African-American Vernacular English (AAVE) is the native variety of the majority of working-class and many middle-class African Americans, particularly in urban areas, with its own unique accent, grammar, and vocabulary features. Typical features of the grammar include a "zero" copula (e.g., she my sister instead of she's my sister), omission of the genitive clitic (e.g., my momma friend instead of my mom's friend), and complexity of verb aspects and tenses beyond that of other English dialects (e.g., constructions like I'm a-run, I be running, I been runnin, I done ran). Common features of the phonology include non-rhoticity (dropping the r sound at the end of syllables), the metathetic use of aks instead of ask, simplification of diphthongs (e.g., eye typically sounds like ah), a raising chain shift of the front vowels, and a wider range of intonation or "melody" patterns than most General American accents. AAVE is often used by middle-class African Americans in casual, intimate, and informal settings as one end of a sociocultural language continuum, and AAVE shows some slight variations by region or city.

===African-American Standard English===
African-American Standard English is the prestigious and native end of the middle-class African-American English continuum that is used for more formal or public settings and in more careful speech than is AAVE. The term has been largely popularized by linguist Arthur Spears. This variety exhibits standard English vocabulary and grammar but often retains certain elements of the unique AAVE accent, with intonational or rhythmic features maintained more than phonological ones. Frequently, middle-class African Americans are bi-dialectal between this standard variety and AAVE, tending toward using the former variety in school and other public places, so that adults will frequently even codeswitch between the two varieties within a single conversation. The phonological features maintained in this standard dialect tend to be less marked. For instance, one such characteristic is the omission of the final consonant in word-final consonant clusters, so words such as past or hand may lose their final consonant sound.

===African-American Appalachian English===
Black Appalachian Americans have been reported as increasingly adopting Appalachian/Southern dialect commonly associated with White Appalachians. These similarities include an accent that is rhotic, the categorical use of the grammatical construction in "he works" and "she goes" (rather than the AAVE "he work" and "she go"), and Appalachian vocabulary (such as airish for "windy"). However, even African-American English in Appalachia is diverse, with African-American women linguistically divided along sociocultural lines.

• • • • •

### Exercise set
[1] Answer these from the passage on African-American English:
(a) Which linguist largely popularized the term "African-American Standard English"?
(b) What Appalachian word is given as meaning "windy"?
(c) What form is named as used in AAVE in place of "ask"?
[2] Supply the next part of the passage on African-American English, starting after its final sentence.
The data after this point comes from a separate source.

### Dataset excerpt
• • • • •

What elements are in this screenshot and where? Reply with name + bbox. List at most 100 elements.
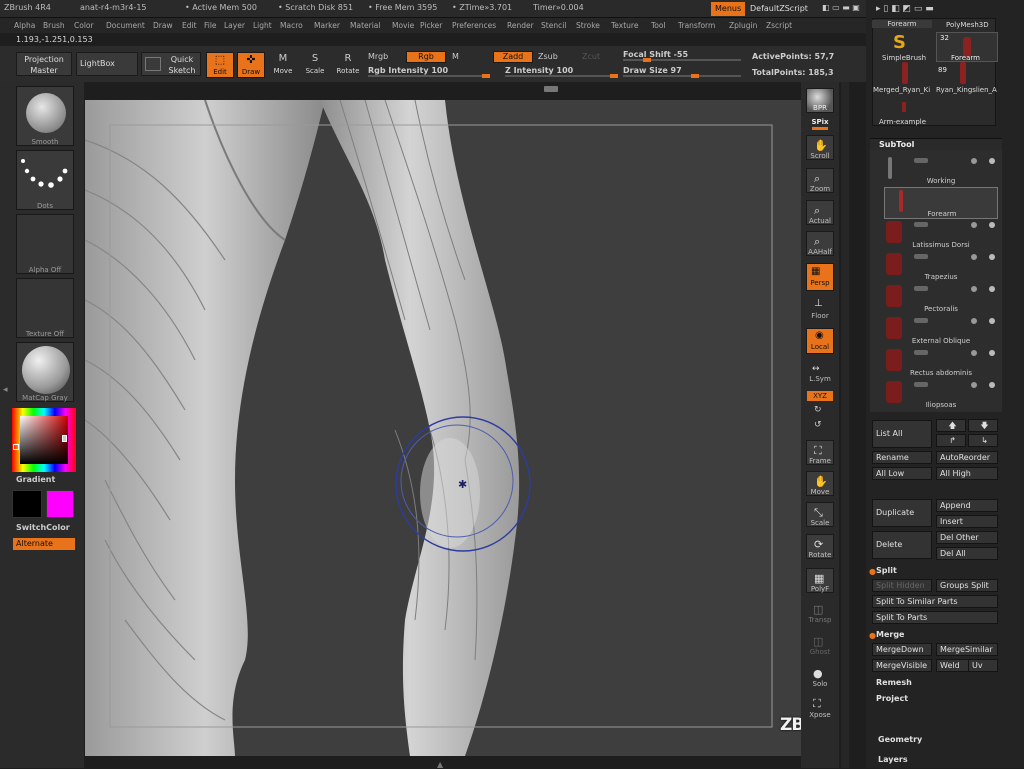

• • • • •

### Results of the tasks
[1]
(a) Arthur Spears
(b) Airish
(c) Aks

[2]
Despite its distinctiveness, AAAE shares many features with other varieties of Appalachian English, including the use of nonstandard pronunciation, grammar, and vocabulary. AAAE also shares features with other varieties of African-American English, particularly those spoken in the South. For instance, a study of African-American communities in the Appalachian region of Virginia found that the dialects of these communities shared many features with both African-American English and Southern White English.

===African-American Outer Banks English===
African-American English in the North Carolina Outer Banks is rapidly accommodating to urban AAVE through the recent generations, despite having aligned with local Outer Banks English for centuries.

The dialect has been studied by linguists and has been documented in various works, such as the book African American Outer Banks English: A Sociolinguistic Study by Elizabeth C. Zsiga (2000). This book provides a detailed description of the language, including its grammar, vocabulary, and pronunciation. It also provides a history of the dialect and examines how it has changed over time.

===African Nova Scotian English===
African Nova Scotian English (ANS) is spoken by descendants of Black Nova Scotians, Black immigrants from the United States who live in Nova Scotia, Canada. Though most African-American freedom seekers in Canada ended up in Ontario through the Underground Railroad, only the dialect of African Nova Scotians retains the influence of West African Pidgin English. In the 19th century, African Nova Scotian English would have been indistinguishable from English spoken in Jamaica or Suriname. However, it has been increasingly de-creolized since this time, due to interaction and influence from the White Nova Scotian population. Desegregation of the province's school boards in 1964 further accelerated the process of de-creolization. The language is a relative of the African-American Vernacular English, with significant variations unique to the group's history in the area. There are noted differences in the dialects of those from Guysborough County (Black Loyalists) and those from North Preston (Black Refugees), the Guysborough group having been in the province three generations earlier.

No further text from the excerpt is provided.